— Objective —
Set down each line of the data below exactly as it stands, dropping the pictures.

[Entries from a dataset]
══════

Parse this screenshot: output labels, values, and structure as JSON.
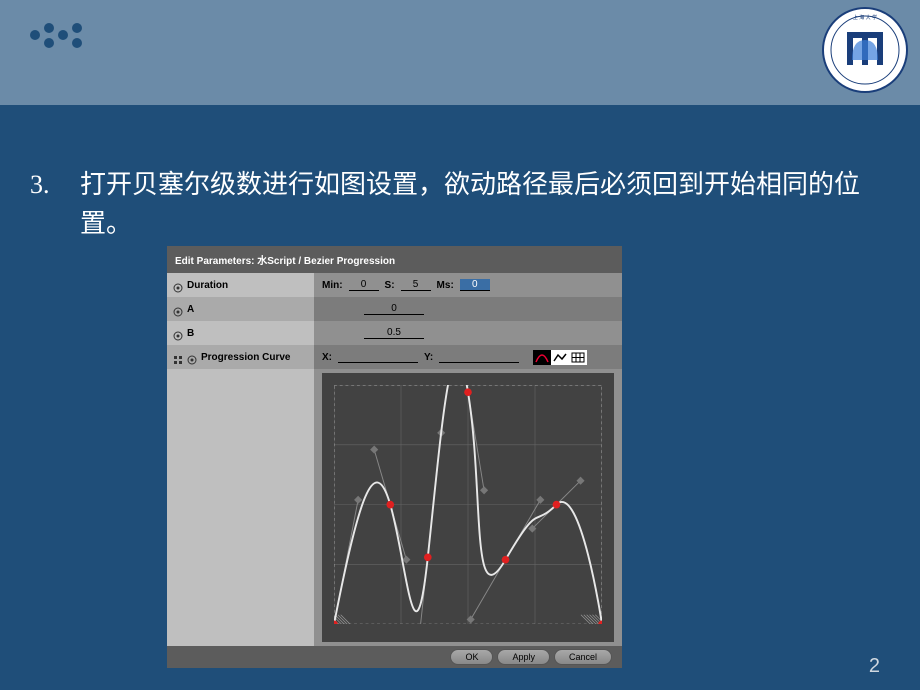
{
  "instruction": {
    "number": "3.",
    "text": "打开贝塞尔级数进行如图设置，欲动路径最后必须回到开始相同的位置。"
  },
  "dialog": {
    "title": "Edit Parameters: 水Script / Bezier Progression",
    "params": {
      "duration": {
        "label": "Duration",
        "min_label": "Min:",
        "min": "0",
        "s_label": "S:",
        "s": "5",
        "ms_label": "Ms:",
        "ms": "0"
      },
      "a": {
        "label": "A",
        "value": "0"
      },
      "b": {
        "label": "B",
        "value": "0.5"
      },
      "progression": {
        "label": "Progression Curve",
        "x_label": "X:",
        "x": "",
        "y_label": "Y:",
        "y": ""
      }
    },
    "buttons": {
      "ok": "OK",
      "apply": "Apply",
      "cancel": "Cancel"
    }
  },
  "page_number": "2",
  "chart_data": {
    "type": "line",
    "title": "",
    "xlabel": "",
    "ylabel": "",
    "xlim": [
      0,
      1
    ],
    "ylim": [
      0,
      1
    ],
    "points": [
      {
        "x": 0.0,
        "y": 0.0
      },
      {
        "x": 0.21,
        "y": 0.5
      },
      {
        "x": 0.35,
        "y": 0.28
      },
      {
        "x": 0.5,
        "y": 0.97
      },
      {
        "x": 0.64,
        "y": 0.27
      },
      {
        "x": 0.83,
        "y": 0.5
      },
      {
        "x": 1.0,
        "y": 0.0
      }
    ],
    "handles": [
      {
        "ax": 0.0,
        "ay": 0.0,
        "bx": 0.09,
        "by": 0.52
      },
      {
        "ax": 0.21,
        "ay": 0.5,
        "bx": 0.27,
        "by": 0.27
      },
      {
        "ax": 0.35,
        "ay": 0.28,
        "bx": 0.4,
        "by": 0.8
      },
      {
        "ax": 0.5,
        "ay": 0.97,
        "bx": 0.56,
        "by": 0.56
      },
      {
        "ax": 0.64,
        "ay": 0.27,
        "bx": 0.77,
        "by": 0.52
      },
      {
        "ax": 0.83,
        "ay": 0.5,
        "bx": 0.92,
        "by": 0.6
      },
      {
        "ax": 1.0,
        "ay": 0.0,
        "bx": 1.0,
        "by": 0.0
      }
    ]
  }
}
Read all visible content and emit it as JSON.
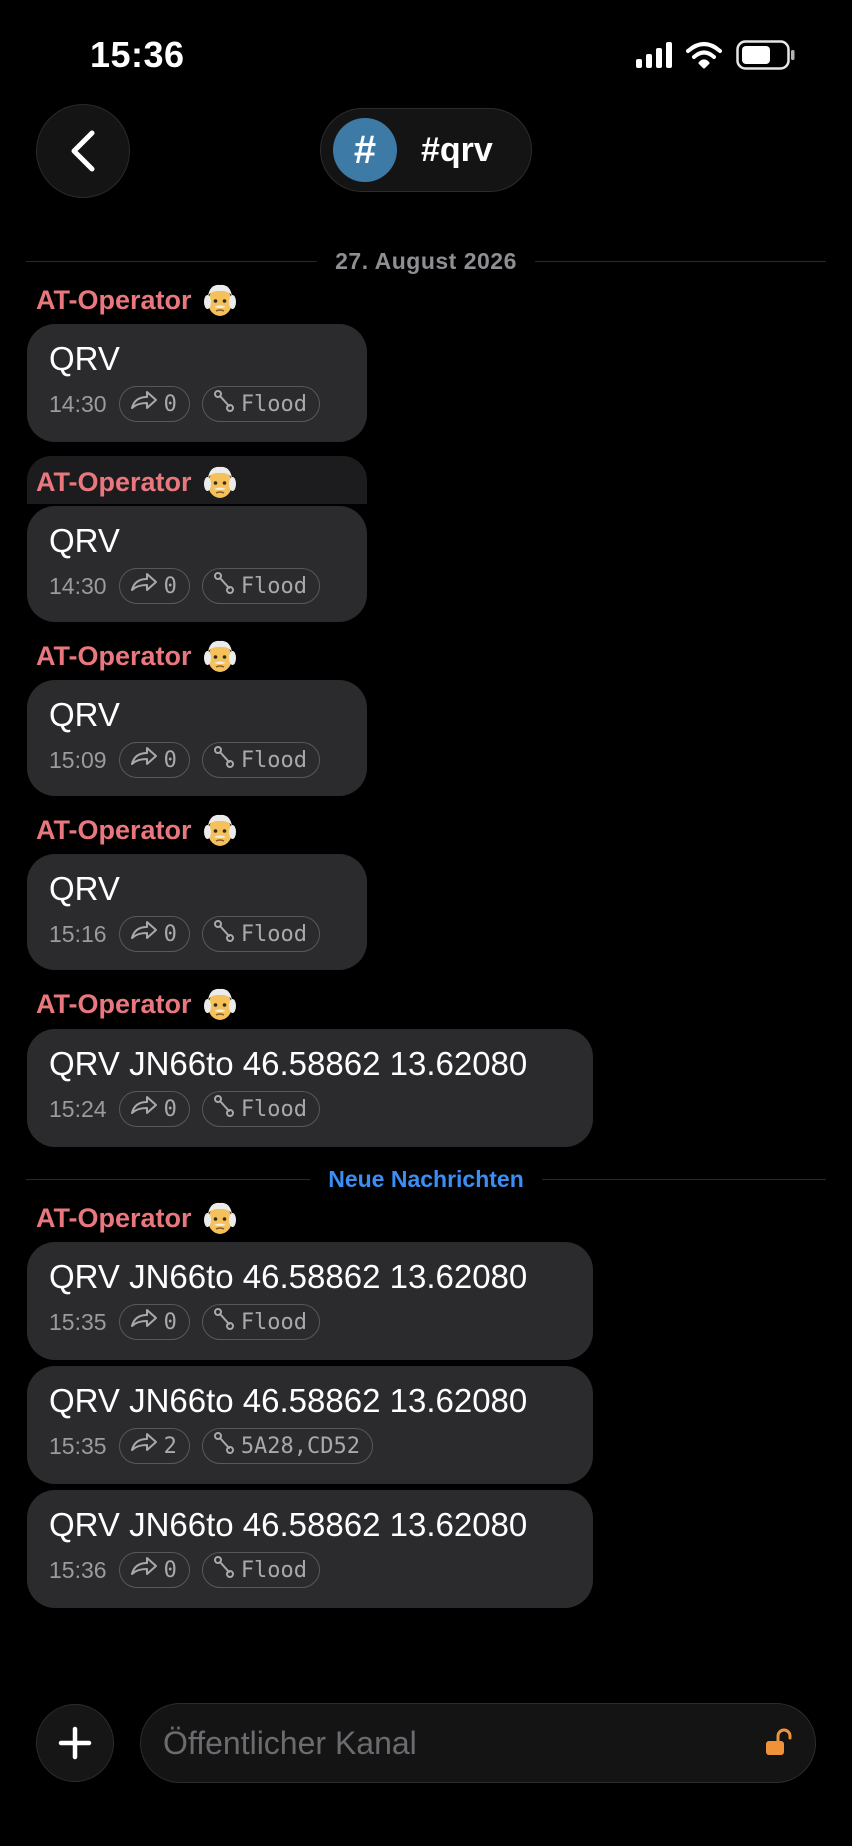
{
  "status_bar": {
    "time": "15:36"
  },
  "header": {
    "channel_avatar": "#",
    "channel_name": "#qrv"
  },
  "date_separator": "27. August 2026",
  "new_messages_separator": "Neue Nachrichten",
  "sender_emoji": "older-man-emoji",
  "messages": [
    {
      "sender": "AT-Operator",
      "text": "QRV",
      "time": "14:30",
      "hops": "0",
      "route": "Flood"
    },
    {
      "sender": "AT-Operator",
      "text": "QRV",
      "time": "14:30",
      "hops": "0",
      "route": "Flood"
    },
    {
      "sender": "AT-Operator",
      "text": "QRV",
      "time": "15:09",
      "hops": "0",
      "route": "Flood"
    },
    {
      "sender": "AT-Operator",
      "text": "QRV",
      "time": "15:16",
      "hops": "0",
      "route": "Flood"
    },
    {
      "sender": "AT-Operator",
      "text": "QRV JN66to 46.58862 13.62080",
      "time": "15:24",
      "hops": "0",
      "route": "Flood"
    },
    {
      "sender": "AT-Operator",
      "text": "QRV JN66to 46.58862 13.62080",
      "time": "15:35",
      "hops": "0",
      "route": "Flood"
    },
    {
      "text": "QRV JN66to 46.58862 13.62080",
      "time": "15:35",
      "hops": "2",
      "route": "5A28,CD52"
    },
    {
      "text": "QRV JN66to 46.58862 13.62080",
      "time": "15:36",
      "hops": "0",
      "route": "Flood"
    }
  ],
  "composer": {
    "placeholder": "Öffentlicher Kanal"
  },
  "colors": {
    "sender": "#e8777e",
    "new_separator": "#3a8ef6",
    "bubble": "#2b2b2d",
    "lock": "#f0923a",
    "channel_avatar": "#3d7aa5"
  }
}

══════

— Reply to the task —
Parse this screenshot: output labels, values, and structure as JSON.
{
  "instruction": {
    "number": "3.",
    "text": "打开贝塞尔级数进行如图设置，欲动路径最后必须回到开始相同的位置。"
  },
  "dialog": {
    "title": "Edit Parameters: 水Script / Bezier Progression",
    "params": {
      "duration": {
        "label": "Duration",
        "min_label": "Min:",
        "min": "0",
        "s_label": "S:",
        "s": "5",
        "ms_label": "Ms:",
        "ms": "0"
      },
      "a": {
        "label": "A",
        "value": "0"
      },
      "b": {
        "label": "B",
        "value": "0.5"
      },
      "progression": {
        "label": "Progression Curve",
        "x_label": "X:",
        "x": "",
        "y_label": "Y:",
        "y": ""
      }
    },
    "buttons": {
      "ok": "OK",
      "apply": "Apply",
      "cancel": "Cancel"
    }
  },
  "page_number": "2",
  "chart_data": {
    "type": "line",
    "title": "",
    "xlabel": "",
    "ylabel": "",
    "xlim": [
      0,
      1
    ],
    "ylim": [
      0,
      1
    ],
    "points": [
      {
        "x": 0.0,
        "y": 0.0
      },
      {
        "x": 0.21,
        "y": 0.5
      },
      {
        "x": 0.35,
        "y": 0.28
      },
      {
        "x": 0.5,
        "y": 0.97
      },
      {
        "x": 0.64,
        "y": 0.27
      },
      {
        "x": 0.83,
        "y": 0.5
      },
      {
        "x": 1.0,
        "y": 0.0
      }
    ],
    "handles": [
      {
        "ax": 0.0,
        "ay": 0.0,
        "bx": 0.09,
        "by": 0.52
      },
      {
        "ax": 0.21,
        "ay": 0.5,
        "bx": 0.27,
        "by": 0.27
      },
      {
        "ax": 0.35,
        "ay": 0.28,
        "bx": 0.4,
        "by": 0.8
      },
      {
        "ax": 0.5,
        "ay": 0.97,
        "bx": 0.56,
        "by": 0.56
      },
      {
        "ax": 0.64,
        "ay": 0.27,
        "bx": 0.77,
        "by": 0.52
      },
      {
        "ax": 0.83,
        "ay": 0.5,
        "bx": 0.92,
        "by": 0.6
      },
      {
        "ax": 1.0,
        "ay": 0.0,
        "bx": 1.0,
        "by": 0.0
      }
    ]
  }
}
Read all visible content and emit it as JSON.
{
  "status_bar": {
    "time": "15:36"
  },
  "header": {
    "channel_avatar": "#",
    "channel_name": "#qrv"
  },
  "date_separator": "27. August 2026",
  "new_messages_separator": "Neue Nachrichten",
  "sender_emoji": "older-man-emoji",
  "messages": [
    {
      "sender": "AT-Operator",
      "text": "QRV",
      "time": "14:30",
      "hops": "0",
      "route": "Flood"
    },
    {
      "sender": "AT-Operator",
      "text": "QRV",
      "time": "14:30",
      "hops": "0",
      "route": "Flood"
    },
    {
      "sender": "AT-Operator",
      "text": "QRV",
      "time": "15:09",
      "hops": "0",
      "route": "Flood"
    },
    {
      "sender": "AT-Operator",
      "text": "QRV",
      "time": "15:16",
      "hops": "0",
      "route": "Flood"
    },
    {
      "sender": "AT-Operator",
      "text": "QRV JN66to 46.58862 13.62080",
      "time": "15:24",
      "hops": "0",
      "route": "Flood"
    },
    {
      "sender": "AT-Operator",
      "text": "QRV JN66to 46.58862 13.62080",
      "time": "15:35",
      "hops": "0",
      "route": "Flood"
    },
    {
      "text": "QRV JN66to 46.58862 13.62080",
      "time": "15:35",
      "hops": "2",
      "route": "5A28,CD52"
    },
    {
      "text": "QRV JN66to 46.58862 13.62080",
      "time": "15:36",
      "hops": "0",
      "route": "Flood"
    }
  ],
  "composer": {
    "placeholder": "Öffentlicher Kanal"
  },
  "colors": {
    "sender": "#e8777e",
    "new_separator": "#3a8ef6",
    "bubble": "#2b2b2d",
    "lock": "#f0923a",
    "channel_avatar": "#3d7aa5"
  }
}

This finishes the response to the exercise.